Aim of the task:
Omit the images, then print each record below exactly as it reads.
────────────────────
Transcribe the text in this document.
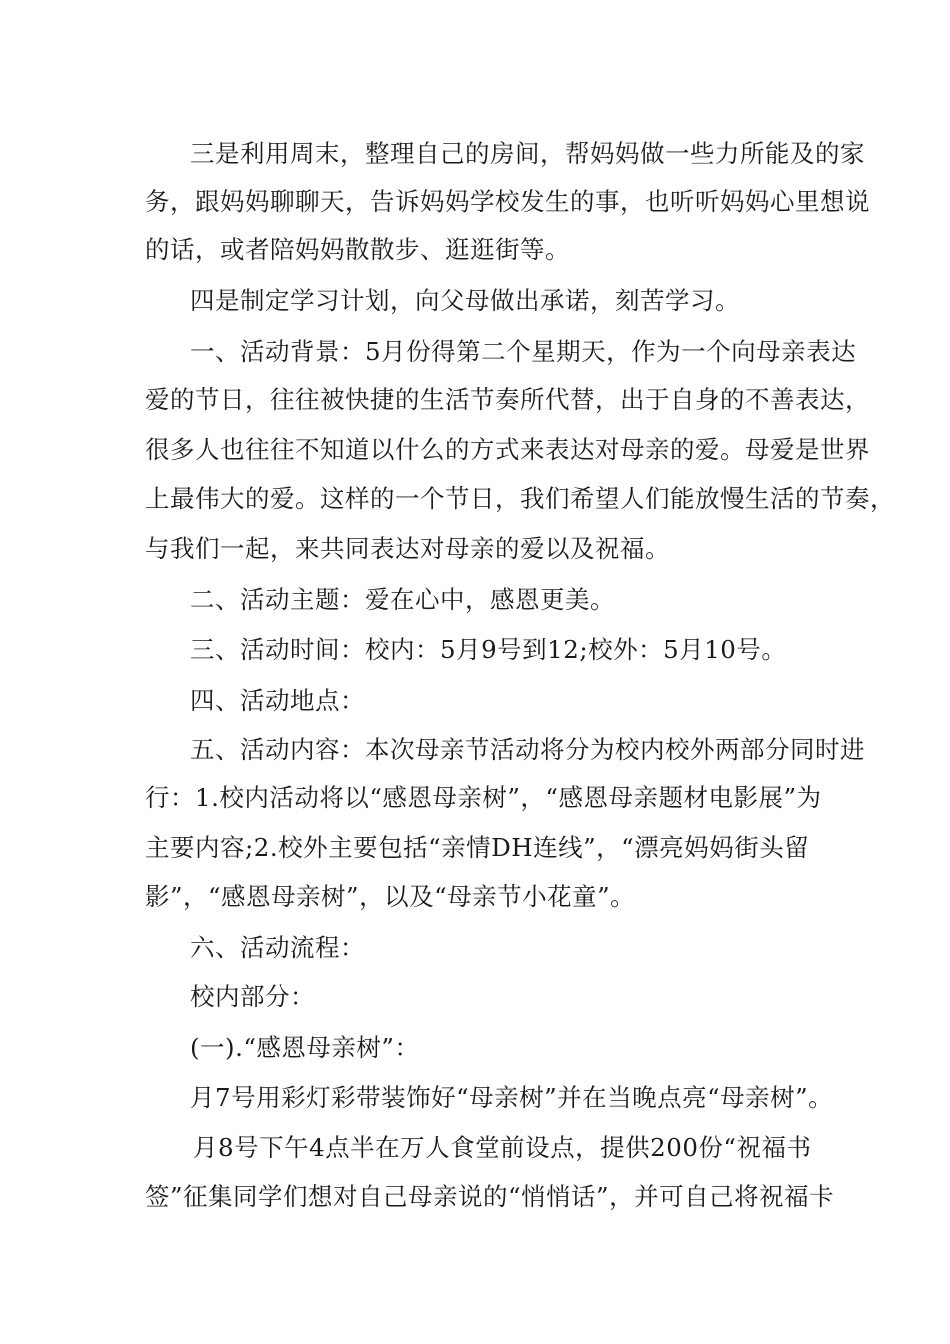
三是利用周末，整理自己的房间，帮妈妈做一些力所能及的家
务，跟妈妈聊聊天，告诉妈妈学校发生的事，也听听妈妈心里想说
的话，或者陪妈妈散散步、逛逛街等。
四是制定学习计划，向父母做出承诺，刻苦学习。
一、活动背景：5月份得第二个星期天，作为一个向母亲表达
爱的节日，往往被快捷的生活节奏所代替，出于自身的不善表达，
很多人也往往不知道以什么的方式来表达对母亲的爱。母爱是世界
上最伟大的爱。这样的一个节日，我们希望人们能放慢生活的节奏，
与我们一起，来共同表达对母亲的爱以及祝福。
二、活动主题：爱在心中，感恩更美。
三、活动时间：校内：5月9号到12;校外：5月10号。
四、活动地点：
五、活动内容：本次母亲节活动将分为校内校外两部分同时进
行：1.校内活动将以“感恩母亲树”，“感恩母亲题材电影展”为
主要内容;2.校外主要包括“亲情DH连线”，“漂亮妈妈街头留
影”，“感恩母亲树”，以及“母亲节小花童”。
六、活动流程：
校内部分：
(一).“感恩母亲树”：
月7号用彩灯彩带装饰好“母亲树”并在当晚点亮“母亲树”。
月8号下午4点半在万人食堂前设点，提供200份“祝福书
签”征集同学们想对自己母亲说的“悄悄话”，并可自己将祝福卡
────────────────────
Response to the exercise:
Transcribe the text in this document.
三是利用周末，整理自己的房间，帮妈妈做一些力所能及的家
务，跟妈妈聊聊天，告诉妈妈学校发生的事，也听听妈妈心里想说
的话，或者陪妈妈散散步、逛逛街等。
四是制定学习计划，向父母做出承诺，刻苦学习。
一、活动背景：5月份得第二个星期天，作为一个向母亲表达
爱的节日，往往被快捷的生活节奏所代替，出于自身的不善表达，
很多人也往往不知道以什么的方式来表达对母亲的爱。母爱是世界
上最伟大的爱。这样的一个节日，我们希望人们能放慢生活的节奏，
与我们一起，来共同表达对母亲的爱以及祝福。
二、活动主题：爱在心中，感恩更美。
三、活动时间：校内：5月9号到12;校外：5月10号。
四、活动地点：
五、活动内容：本次母亲节活动将分为校内校外两部分同时进
行：1.校内活动将以“感恩母亲树”，“感恩母亲题材电影展”为
主要内容;2.校外主要包括“亲情DH连线”，“漂亮妈妈街头留
影”，“感恩母亲树”，以及“母亲节小花童”。
六、活动流程：
校内部分：
(一).“感恩母亲树”：
月7号用彩灯彩带装饰好“母亲树”并在当晚点亮“母亲树”。
月8号下午4点半在万人食堂前设点，提供200份“祝福书
签”征集同学们想对自己母亲说的“悄悄话”，并可自己将祝福卡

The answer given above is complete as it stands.